> _What you have to do_: Update the rows below by changing every "xyxy" to "bbox", and leave everything else in them unchanged.

> _Given data_:
* * * * * * *

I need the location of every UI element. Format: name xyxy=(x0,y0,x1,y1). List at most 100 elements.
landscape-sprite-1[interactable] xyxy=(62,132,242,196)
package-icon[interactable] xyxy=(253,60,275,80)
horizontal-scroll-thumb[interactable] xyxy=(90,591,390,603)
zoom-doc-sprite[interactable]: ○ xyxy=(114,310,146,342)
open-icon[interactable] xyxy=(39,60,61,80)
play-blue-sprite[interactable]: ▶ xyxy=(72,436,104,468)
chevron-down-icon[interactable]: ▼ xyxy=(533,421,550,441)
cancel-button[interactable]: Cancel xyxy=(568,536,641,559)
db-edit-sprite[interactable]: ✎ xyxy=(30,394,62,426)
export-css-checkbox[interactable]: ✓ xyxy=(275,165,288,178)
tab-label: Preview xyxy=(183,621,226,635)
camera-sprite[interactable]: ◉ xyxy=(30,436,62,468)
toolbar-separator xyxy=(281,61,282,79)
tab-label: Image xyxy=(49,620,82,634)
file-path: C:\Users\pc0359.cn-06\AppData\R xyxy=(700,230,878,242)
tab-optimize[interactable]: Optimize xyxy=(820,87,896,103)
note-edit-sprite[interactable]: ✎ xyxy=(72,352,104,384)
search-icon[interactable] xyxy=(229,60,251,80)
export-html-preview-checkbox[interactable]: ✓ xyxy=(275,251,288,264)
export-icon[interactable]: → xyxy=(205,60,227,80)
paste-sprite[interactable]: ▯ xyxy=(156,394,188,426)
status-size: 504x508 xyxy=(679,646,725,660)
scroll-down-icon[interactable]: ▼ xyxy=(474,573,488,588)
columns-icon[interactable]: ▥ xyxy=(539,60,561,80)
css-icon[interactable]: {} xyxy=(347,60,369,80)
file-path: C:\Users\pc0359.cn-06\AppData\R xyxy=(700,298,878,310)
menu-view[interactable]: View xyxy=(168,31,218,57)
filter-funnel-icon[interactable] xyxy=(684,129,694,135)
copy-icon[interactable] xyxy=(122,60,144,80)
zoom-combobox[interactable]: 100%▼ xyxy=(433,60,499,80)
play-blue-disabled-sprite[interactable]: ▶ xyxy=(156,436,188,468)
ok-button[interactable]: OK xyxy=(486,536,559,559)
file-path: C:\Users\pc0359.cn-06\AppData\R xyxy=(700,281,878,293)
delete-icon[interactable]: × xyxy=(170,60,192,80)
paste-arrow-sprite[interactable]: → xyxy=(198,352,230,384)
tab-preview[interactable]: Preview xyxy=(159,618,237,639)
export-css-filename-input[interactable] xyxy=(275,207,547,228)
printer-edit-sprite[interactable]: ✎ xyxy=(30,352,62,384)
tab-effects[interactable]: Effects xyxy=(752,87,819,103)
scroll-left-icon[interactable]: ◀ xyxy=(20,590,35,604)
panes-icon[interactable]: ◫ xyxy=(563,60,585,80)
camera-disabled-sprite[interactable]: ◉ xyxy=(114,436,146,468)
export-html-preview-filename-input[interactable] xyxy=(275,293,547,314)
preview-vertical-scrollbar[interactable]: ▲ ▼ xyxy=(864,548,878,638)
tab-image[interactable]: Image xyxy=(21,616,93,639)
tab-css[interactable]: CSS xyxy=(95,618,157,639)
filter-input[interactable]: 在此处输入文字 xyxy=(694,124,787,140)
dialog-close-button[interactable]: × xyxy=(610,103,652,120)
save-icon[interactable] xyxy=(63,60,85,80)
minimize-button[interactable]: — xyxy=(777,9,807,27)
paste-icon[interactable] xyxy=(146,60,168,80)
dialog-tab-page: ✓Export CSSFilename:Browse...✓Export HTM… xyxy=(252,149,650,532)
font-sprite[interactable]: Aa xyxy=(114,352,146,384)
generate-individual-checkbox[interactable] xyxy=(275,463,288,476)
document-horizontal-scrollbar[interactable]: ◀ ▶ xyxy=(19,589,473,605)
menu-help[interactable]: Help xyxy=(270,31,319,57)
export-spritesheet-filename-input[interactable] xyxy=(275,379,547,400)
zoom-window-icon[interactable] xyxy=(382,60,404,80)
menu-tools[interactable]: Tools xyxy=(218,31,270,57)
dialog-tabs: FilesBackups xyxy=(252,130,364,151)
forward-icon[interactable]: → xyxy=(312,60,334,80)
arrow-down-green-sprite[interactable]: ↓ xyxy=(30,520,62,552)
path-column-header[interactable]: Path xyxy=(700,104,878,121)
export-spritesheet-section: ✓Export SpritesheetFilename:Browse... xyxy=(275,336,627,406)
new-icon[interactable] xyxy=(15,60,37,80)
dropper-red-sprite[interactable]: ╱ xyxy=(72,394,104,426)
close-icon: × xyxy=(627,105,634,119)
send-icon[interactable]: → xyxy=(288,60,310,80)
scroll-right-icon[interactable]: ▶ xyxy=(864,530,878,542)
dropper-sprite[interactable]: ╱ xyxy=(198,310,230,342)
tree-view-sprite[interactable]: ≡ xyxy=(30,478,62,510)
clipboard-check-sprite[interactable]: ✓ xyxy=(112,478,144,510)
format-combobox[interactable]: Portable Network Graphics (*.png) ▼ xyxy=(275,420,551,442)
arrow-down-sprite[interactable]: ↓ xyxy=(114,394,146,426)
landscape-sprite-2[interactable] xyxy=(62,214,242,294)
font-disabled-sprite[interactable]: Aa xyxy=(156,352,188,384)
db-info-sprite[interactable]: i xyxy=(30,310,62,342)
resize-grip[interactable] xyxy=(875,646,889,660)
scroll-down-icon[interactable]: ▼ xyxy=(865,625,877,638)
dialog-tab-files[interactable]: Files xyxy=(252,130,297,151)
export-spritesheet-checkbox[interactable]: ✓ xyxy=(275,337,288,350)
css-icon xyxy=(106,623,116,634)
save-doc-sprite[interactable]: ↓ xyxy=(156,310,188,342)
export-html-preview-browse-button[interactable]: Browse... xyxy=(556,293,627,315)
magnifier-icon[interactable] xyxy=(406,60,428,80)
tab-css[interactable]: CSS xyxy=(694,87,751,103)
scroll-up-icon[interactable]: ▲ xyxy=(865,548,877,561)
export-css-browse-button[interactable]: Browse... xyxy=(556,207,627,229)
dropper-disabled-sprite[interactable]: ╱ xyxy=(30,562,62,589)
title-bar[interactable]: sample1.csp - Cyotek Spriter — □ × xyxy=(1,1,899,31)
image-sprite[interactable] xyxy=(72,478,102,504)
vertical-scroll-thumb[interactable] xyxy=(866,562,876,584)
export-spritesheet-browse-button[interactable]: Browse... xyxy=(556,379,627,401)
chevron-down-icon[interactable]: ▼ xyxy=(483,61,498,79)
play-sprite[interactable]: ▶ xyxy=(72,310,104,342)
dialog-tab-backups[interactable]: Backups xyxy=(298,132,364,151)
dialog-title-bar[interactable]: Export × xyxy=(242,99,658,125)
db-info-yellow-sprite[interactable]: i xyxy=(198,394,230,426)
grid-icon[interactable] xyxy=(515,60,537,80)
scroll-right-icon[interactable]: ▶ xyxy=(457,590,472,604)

* * * * * * *

> _Response to this exercise_:
I need the location of every UI element. Format: name bbox=(x0,y0,x1,y1). List at most 100 elements.
landscape-sprite-1[interactable] bbox=(62,132,242,196)
package-icon[interactable] bbox=(253,60,275,80)
horizontal-scroll-thumb[interactable] bbox=(90,591,390,603)
zoom-doc-sprite[interactable]: ○ bbox=(114,310,146,342)
open-icon[interactable] bbox=(39,60,61,80)
play-blue-sprite[interactable]: ▶ bbox=(72,436,104,468)
chevron-down-icon[interactable]: ▼ bbox=(533,421,550,441)
cancel-button[interactable]: Cancel bbox=(568,536,641,559)
db-edit-sprite[interactable]: ✎ bbox=(30,394,62,426)
export-css-checkbox[interactable]: ✓ bbox=(275,165,288,178)
tab-label: Preview bbox=(183,621,226,635)
camera-sprite[interactable]: ◉ bbox=(30,436,62,468)
toolbar-separator bbox=(281,61,282,79)
tab-label: Image bbox=(49,620,82,634)
file-path: C:\Users\pc0359.cn-06\AppData\R bbox=(700,230,878,242)
tab-optimize[interactable]: Optimize bbox=(820,87,896,103)
note-edit-sprite[interactable]: ✎ bbox=(72,352,104,384)
search-icon[interactable] bbox=(229,60,251,80)
export-html-preview-checkbox[interactable]: ✓ bbox=(275,251,288,264)
export-icon[interactable]: → bbox=(205,60,227,80)
paste-sprite[interactable]: ▯ bbox=(156,394,188,426)
status-size: 504x508 bbox=(679,646,725,660)
scroll-down-icon[interactable]: ▼ bbox=(474,573,488,588)
columns-icon[interactable]: ▥ bbox=(539,60,561,80)
css-icon[interactable]: {} bbox=(347,60,369,80)
file-path: C:\Users\pc0359.cn-06\AppData\R bbox=(700,298,878,310)
menu-view[interactable]: View bbox=(168,31,218,57)
filter-funnel-icon[interactable] bbox=(684,129,694,135)
copy-icon[interactable] bbox=(122,60,144,80)
zoom-combobox[interactable]: 100%▼ bbox=(433,60,499,80)
play-blue-disabled-sprite[interactable]: ▶ bbox=(156,436,188,468)
ok-button[interactable]: OK bbox=(486,536,559,559)
file-path: C:\Users\pc0359.cn-06\AppData\R bbox=(700,281,878,293)
delete-icon[interactable]: × bbox=(170,60,192,80)
paste-arrow-sprite[interactable]: → bbox=(198,352,230,384)
tab-preview[interactable]: Preview bbox=(159,618,237,639)
export-css-filename-input[interactable] bbox=(275,207,547,228)
printer-edit-sprite[interactable]: ✎ bbox=(30,352,62,384)
tab-effects[interactable]: Effects bbox=(752,87,819,103)
scroll-left-icon[interactable]: ◀ bbox=(20,590,35,604)
panes-icon[interactable]: ◫ bbox=(563,60,585,80)
camera-disabled-sprite[interactable]: ◉ bbox=(114,436,146,468)
export-html-preview-filename-input[interactable] bbox=(275,293,547,314)
preview-vertical-scrollbar[interactable]: ▲ ▼ bbox=(864,548,878,638)
tab-image[interactable]: Image bbox=(21,616,93,639)
tab-css[interactable]: CSS bbox=(95,618,157,639)
filter-input[interactable]: 在此处输入文字 bbox=(694,124,787,140)
dialog-close-button[interactable]: × bbox=(610,103,652,120)
save-icon[interactable] bbox=(63,60,85,80)
minimize-button[interactable]: — bbox=(777,9,807,27)
paste-icon[interactable] bbox=(146,60,168,80)
dialog-tab-page: ✓Export CSSFilename:Browse...✓Export HTM… bbox=(252,149,650,532)
font-sprite[interactable]: Aa bbox=(114,352,146,384)
generate-individual-checkbox[interactable] bbox=(275,463,288,476)
document-horizontal-scrollbar[interactable]: ◀ ▶ bbox=(19,589,473,605)
menu-help[interactable]: Help bbox=(270,31,319,57)
export-spritesheet-filename-input[interactable] bbox=(275,379,547,400)
zoom-window-icon[interactable] bbox=(382,60,404,80)
menu-tools[interactable]: Tools bbox=(218,31,270,57)
dialog-tabs: FilesBackups bbox=(252,130,364,151)
forward-icon[interactable]: → bbox=(312,60,334,80)
arrow-down-green-sprite[interactable]: ↓ bbox=(30,520,62,552)
path-column-header[interactable]: Path bbox=(700,104,878,121)
export-spritesheet-section: ✓Export SpritesheetFilename:Browse... bbox=(275,336,627,406)
new-icon[interactable] bbox=(15,60,37,80)
dropper-red-sprite[interactable]: ╱ bbox=(72,394,104,426)
close-icon: × bbox=(627,105,634,119)
send-icon[interactable]: → bbox=(288,60,310,80)
scroll-right-icon[interactable]: ▶ bbox=(864,530,878,542)
dropper-sprite[interactable]: ╱ bbox=(198,310,230,342)
tree-view-sprite[interactable]: ≡ bbox=(30,478,62,510)
clipboard-check-sprite[interactable]: ✓ bbox=(112,478,144,510)
format-combobox[interactable]: Portable Network Graphics (*.png) ▼ bbox=(275,420,551,442)
arrow-down-sprite[interactable]: ↓ bbox=(114,394,146,426)
landscape-sprite-2[interactable] bbox=(62,214,242,294)
font-disabled-sprite[interactable]: Aa bbox=(156,352,188,384)
db-info-sprite[interactable]: i bbox=(30,310,62,342)
resize-grip[interactable] bbox=(875,646,889,660)
scroll-down-icon[interactable]: ▼ bbox=(865,625,877,638)
dialog-tab-files[interactable]: Files bbox=(252,130,297,151)
export-spritesheet-checkbox[interactable]: ✓ bbox=(275,337,288,350)
css-icon bbox=(106,623,116,634)
save-doc-sprite[interactable]: ↓ bbox=(156,310,188,342)
export-html-preview-browse-button[interactable]: Browse... bbox=(556,293,627,315)
magnifier-icon[interactable] bbox=(406,60,428,80)
tab-css[interactable]: CSS bbox=(694,87,751,103)
scroll-up-icon[interactable]: ▲ bbox=(865,548,877,561)
export-css-browse-button[interactable]: Browse... bbox=(556,207,627,229)
dropper-disabled-sprite[interactable]: ╱ bbox=(30,562,62,589)
title-bar[interactable]: sample1.csp - Cyotek Spriter — □ × bbox=(1,1,899,31)
image-sprite[interactable] bbox=(72,478,102,504)
vertical-scroll-thumb[interactable] bbox=(866,562,876,584)
export-spritesheet-browse-button[interactable]: Browse... bbox=(556,379,627,401)
chevron-down-icon[interactable]: ▼ bbox=(483,61,498,79)
play-sprite[interactable]: ▶ bbox=(72,310,104,342)
dialog-tab-backups[interactable]: Backups bbox=(298,132,364,151)
dialog-title-bar[interactable]: Export × bbox=(242,99,658,125)
db-info-yellow-sprite[interactable]: i bbox=(198,394,230,426)
grid-icon[interactable] bbox=(515,60,537,80)
scroll-right-icon[interactable]: ▶ bbox=(457,590,472,604)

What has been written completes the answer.